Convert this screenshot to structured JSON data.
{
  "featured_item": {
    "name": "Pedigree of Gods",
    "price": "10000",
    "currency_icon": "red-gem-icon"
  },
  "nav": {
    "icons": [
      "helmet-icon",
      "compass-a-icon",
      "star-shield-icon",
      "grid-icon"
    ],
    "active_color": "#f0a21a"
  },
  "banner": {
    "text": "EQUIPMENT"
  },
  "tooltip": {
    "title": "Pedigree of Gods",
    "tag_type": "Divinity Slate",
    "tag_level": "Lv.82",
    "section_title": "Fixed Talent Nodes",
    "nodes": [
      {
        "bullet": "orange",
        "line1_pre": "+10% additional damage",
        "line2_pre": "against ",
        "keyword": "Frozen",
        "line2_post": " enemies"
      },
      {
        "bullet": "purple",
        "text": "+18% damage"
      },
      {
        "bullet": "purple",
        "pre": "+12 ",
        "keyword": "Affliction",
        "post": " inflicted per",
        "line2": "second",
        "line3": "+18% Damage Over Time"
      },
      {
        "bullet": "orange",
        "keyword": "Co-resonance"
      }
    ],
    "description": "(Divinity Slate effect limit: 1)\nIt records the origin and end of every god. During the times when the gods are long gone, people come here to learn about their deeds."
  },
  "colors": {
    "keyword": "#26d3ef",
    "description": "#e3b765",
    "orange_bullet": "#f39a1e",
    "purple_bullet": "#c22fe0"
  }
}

--------

• [What you are asked to do] Check every line of the data, and copy the ones that contain "Divinity".

• [Full output]
    "tag_type": "Divinity Slate",
    "description": "(Divinity Slate effect limit: 1)\nIt records the origin and end of every god. During the times when the gods are long gone, people come here to learn about their deeds."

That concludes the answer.